**Input for this task**
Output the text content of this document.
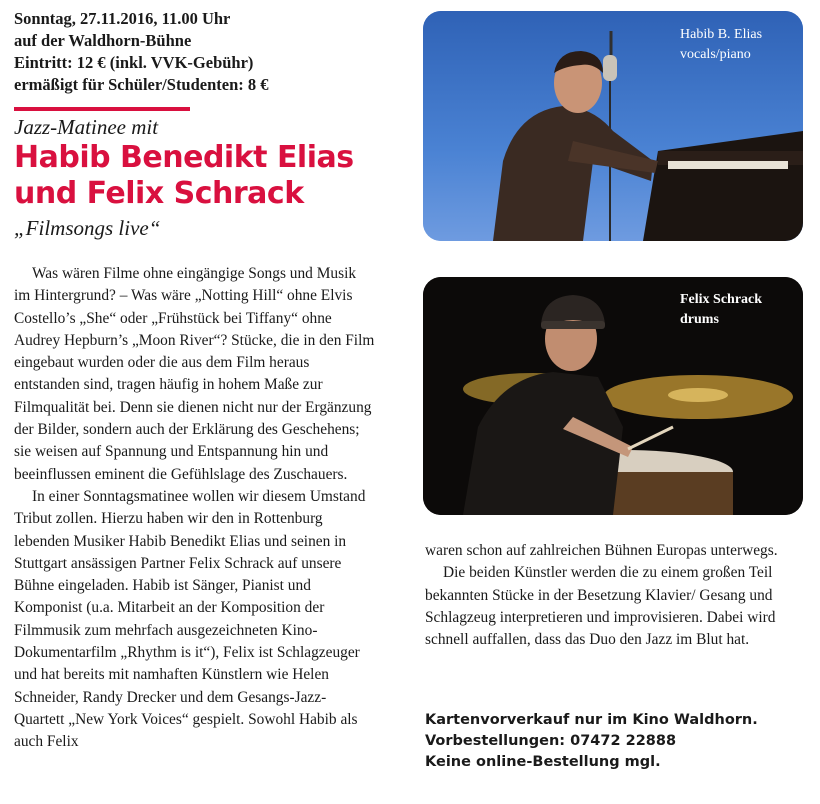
Sonntag, 27.11.2016, 11.00 Uhr
auf der Waldhorn-Bühne
Eintritt: 12 € (inkl. VVK-Gebühr)
ermäßigt für Schüler/Studenten: 8 €
Jazz-Matinee mit
Habib Benedikt Elias
und Felix Schrack
„Filmsongs live“

Was wären Filme ohne eingängige Songs und Musik im Hintergrund? – Was wäre „Notting Hill“ ohne Elvis Costello’s „She“ oder „Frühstück bei Tiffany“ ohne Audrey Hepburn’s „Moon River“? Stücke, die in den Film eingebaut wurden oder die aus dem Film heraus entstanden sind, tragen häufig in hohem Maße zur Filmqualität bei. Denn sie dienen nicht nur der Ergänzung der Bilder, sondern auch der Erklärung des Geschehens; sie weisen auf Spannung und Entspannung hin und beeinflussen eminent die Gefühlslage des Zuschauers.

In einer Sonntagsmatinee wollen wir diesem Umstand Tribut zollen. Hierzu haben wir den in Rottenburg lebenden Musiker Habib Benedikt Elias und seinen in Stuttgart ansässigen Partner Felix Schrack auf unsere Bühne eingeladen. Habib ist Sänger, Pianist und Komponist (u.a. Mitarbeit an der Komposition der Filmmusik zum mehrfach ausgezeichneten Kino-Dokumentarfilm „Rhythm is it“), Felix ist Schlagzeuger und hat bereits mit namhaften Künstlern wie Helen Schneider, Randy Drecker und dem Gesangs-Jazz-Quartett „New York Voices“ gespielt. Sowohl Habib als auch Felix

Habib B. Elias
vocals/piano
Felix Schrack
drums

waren schon auf zahlreichen Bühnen Europas unterwegs.

Die beiden Künstler werden die zu einem großen Teil bekannten Stücke in der Besetzung Klavier/ Gesang und Schlagzeug interpretieren und improvisieren. Dabei wird schnell auffallen, dass das Duo den Jazz im Blut hat.

Kartenvorverkauf nur im Kino Waldhorn.
Vorbestellungen: 07472 22888
Keine online-Bestellung mgl.
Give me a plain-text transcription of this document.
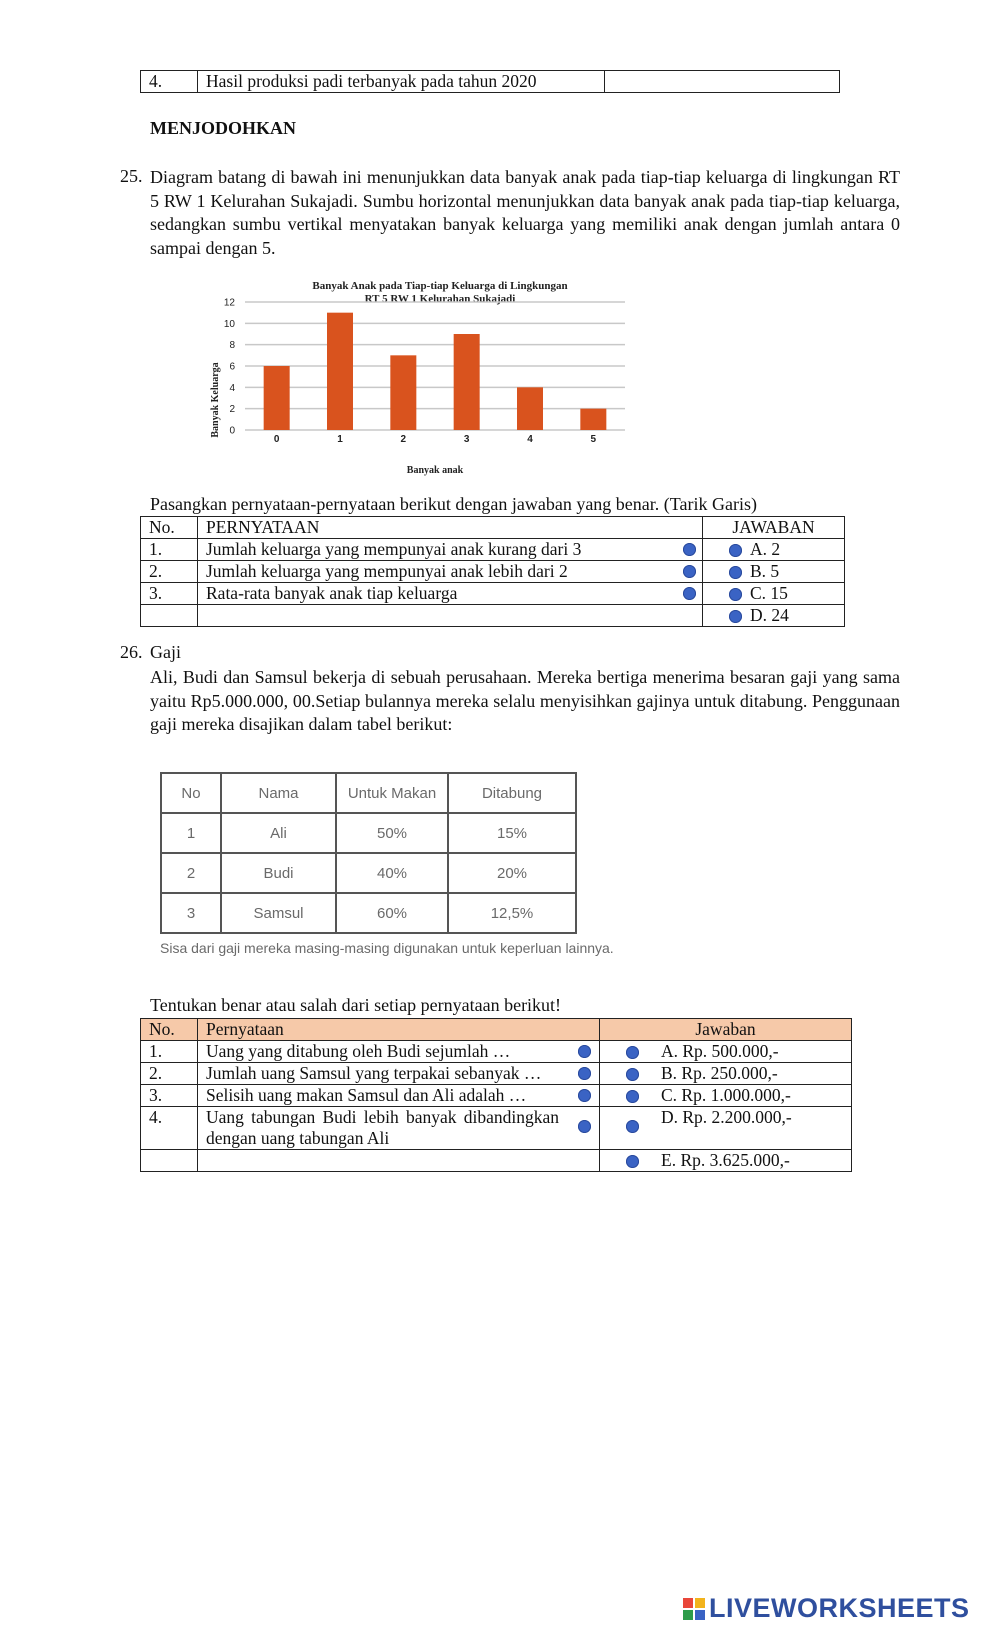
4.	Hasil produksi padi terbanyak pada tahun 2020	
MENJODOHKAN
25. Diagram batang di bawah ini menunjukkan data banyak anak pada tiap-tiap keluarga di lingkungan RT 5 RW 1 Kelurahan Sukajadi. Sumbu horizontal menunjukkan data banyak anak pada tiap-tiap keluarga, sedangkan sumbu vertikal menyatakan banyak keluarga yang memiliki anak dengan jumlah antara 0 sampai dengan 5.
Banyak Anak pada Tiap-tiap Keluarga di Lingkungan
RT 5 RW 1 Kelurahan Sukajadi
Banyak Keluarga
Banyak anak
0
2
4
6
8
10
12
0	1	2	3	4	5
Pasangkan pernyataan-pernyataan berikut dengan jawaban yang benar. (Tarik Garis)
No.	PERNYATAAN	JAWABAN
1.	Jumlah keluarga yang mempunyai anak kurang dari 3	A. 2
2.	Jumlah keluarga yang mempunyai anak lebih dari 2	B. 5
3.	Rata-rata banyak anak tiap keluarga	C. 15
		D. 24
26. Gaji
Ali, Budi dan Samsul bekerja di sebuah perusahaan. Mereka bertiga menerima besaran gaji yang sama yaitu Rp5.000.000, 00.Setiap bulannya mereka selalu menyisihkan gajinya untuk ditabung. Penggunaan gaji mereka disajikan dalam tabel berikut:
No	Nama	Untuk Makan	Ditabung
1	Ali	50%	15%
2	Budi	40%	20%
3	Samsul	60%	12,5%
Sisa dari gaji mereka masing-masing digunakan untuk keperluan lainnya.
Tentukan benar atau salah dari setiap pernyataan berikut!
No.	Pernyataan	Jawaban
1.	Uang yang ditabung oleh Budi sejumlah …	A. Rp. 500.000,-
2.	Jumlah uang Samsul yang terpakai sebanyak …	B. Rp. 250.000,-
3.	Selisih uang makan Samsul dan Ali adalah …	C. Rp. 1.000.000,-
4.	Uang tabungan Budi lebih banyak dibandingkan dengan uang tabungan Ali	D. Rp. 2.200.000,-
		E. Rp. 3.625.000,-
LIVEWORKSHEETS
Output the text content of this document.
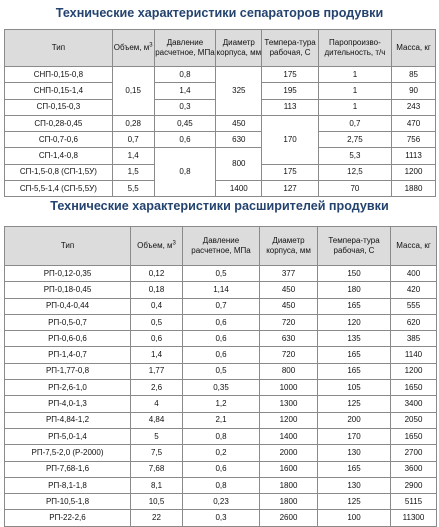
Технические характеристики сепараторов продувки
Тип	Объем, $м^3$	Давление расчетное, МПа	Диаметр корпуса, мм	Темпера-тура рабочая, С	Паропроизво-дительность, т/ч	Масса, кг
СНП-0,15-0,8	0,15	0,8	325	175	1	85
СНП-0,15-1,4		1,4		195	1	90
СП-0,15-0,3		0,3		113	1	243
СП-0,28-0,45	0,28	0,45	450	170	0,7	470
СП-0,7-0,6	0,7	0,6	630		2,75	756
СП-1,4-0,8	1,4	0,8	800		5,3	1113
СП-1,5-0,8 (СП-1,5У)	1,5			175	12,5	1200
СП-5,5-1,4 (СП-5,5У)	5,5		1400	127	70	1880
Технические характеристики расширителей продувки
Тип	Объем, $м^3$	Давление расчетное, МПа	Диаметр корпуса, мм	Темпера-тура рабочая, С	Масса, кг
РП-0,12-0,35	0,12	0,5	377	150	400
РП-0,18-0,45	0,18	1,14	450	180	420
РП-0,4-0,44	0,4	0,7	450	165	555
РП-0,5-0,7	0,5	0,6	720	120	620
РП-0,6-0,6	0,6	0,6	630	135	385
РП-1,4-0,7	1,4	0,6	720	165	1140
РП-1,77-0,8	1,77	0,5	800	165	1200
РП-2,6-1,0	2,6	0,35	1000	105	1650
РП-4,0-1,3	4	1,2	1300	125	3400
РП-4,84-1,2	4,84	2,1	1200	200	2050
РП-5,0-1,4	5	0,8	1400	170	1650
РП-7,5-2,0 (Р-2000)	7,5	0,2	2000	130	2700
РП-7,68-1,6	7,68	0,6	1600	165	3600
РП-8,1-1,8	8,1	0,8	1800	130	2900
РП-10,5-1,8	10,5	0,23	1800	125	5115
РП-22-2,6	22	0,3	2600	100	11300
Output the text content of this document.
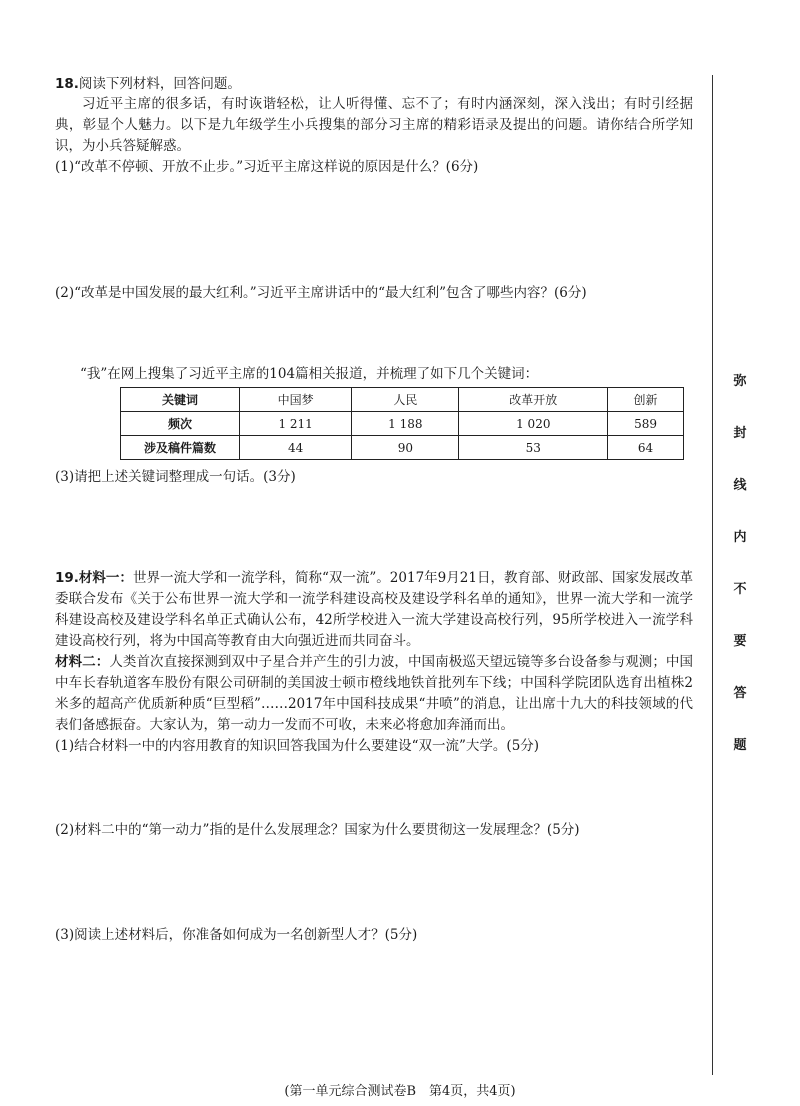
18.阅读下列材料，回答问题。
习近平主席的很多话，有时诙谐轻松，让人听得懂、忘不了；有时内涵深刻，深入浅出；有时引经据典，彰显个人魅力。以下是九年级学生小兵搜集的部分习主席的精彩语录及提出的问题。请你结合所学知识，为小兵答疑解惑。
(1)“改革不停顿、开放不止步。”习近平主席这样说的原因是什么？(6分)
(2)“改革是中国发展的最大红利。”习近平主席讲话中的“最大红利”包含了哪些内容？(6分)
“我”在网上搜集了习近平主席的104篇相关报道，并梳理了如下几个关键词：
关键词	中国梦	人民	改革开放	创新
频次	1 211	1 188	1 020	589
涉及稿件篇数	44	90	53	64
(3)请把上述关键词整理成一句话。(3分)
19.材料一：世界一流大学和一流学科，简称“双一流”。2017年9月21日，教育部、财政部、国家发展改革委联合发布《关于公布世界一流大学和一流学科建设高校及建设学科名单的通知》，世界一流大学和一流学科建设高校及建设学科名单正式确认公布，42所学校进入一流大学建设高校行列，95所学校进入一流学科建设高校行列，将为中国高等教育由大向强近进而共同奋斗。
材料二：人类首次直接探测到双中子星合并产生的引力波，中国南极巡天望远镜等多台设备参与观测；中国中车长春轨道客车股份有限公司研制的美国波士顿市橙线地铁首批列车下线；中国科学院团队选育出植株2米多的超高产优质新种质“巨型稻”……2017年中国科技成果“井喷”的消息，让出席十九大的科技领域的代表们备感振奋。大家认为，第一动力一发而不可收，未来必将愈加奔涌而出。
(1)结合材料一中的内容用教育的知识回答我国为什么要建设“双一流”大学。(5分)
(2)材料二中的“第一动力”指的是什么发展理念？国家为什么要贯彻这一发展理念？(5分)
(3)阅读上述材料后，你准备如何成为一名创新型人才？(5分)
弥
封
线
内
不
要
答
题
(第一单元综合测试卷B　第4页，共4页)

**Written instruction**
Return each line of the listing that holds the string "корпуса".

**Task solution**
Тип	Объем, $м^3$	Давление расчетное, МПа	Диаметр корпуса, мм	Темпера-тура рабочая, С	Паропроизво-дительность, т/ч	Масса, кг
Тип	Объем, $м^3$	Давление расчетное, МПа	Диаметр корпуса, мм	Темпера-тура рабочая, С	Масса, кг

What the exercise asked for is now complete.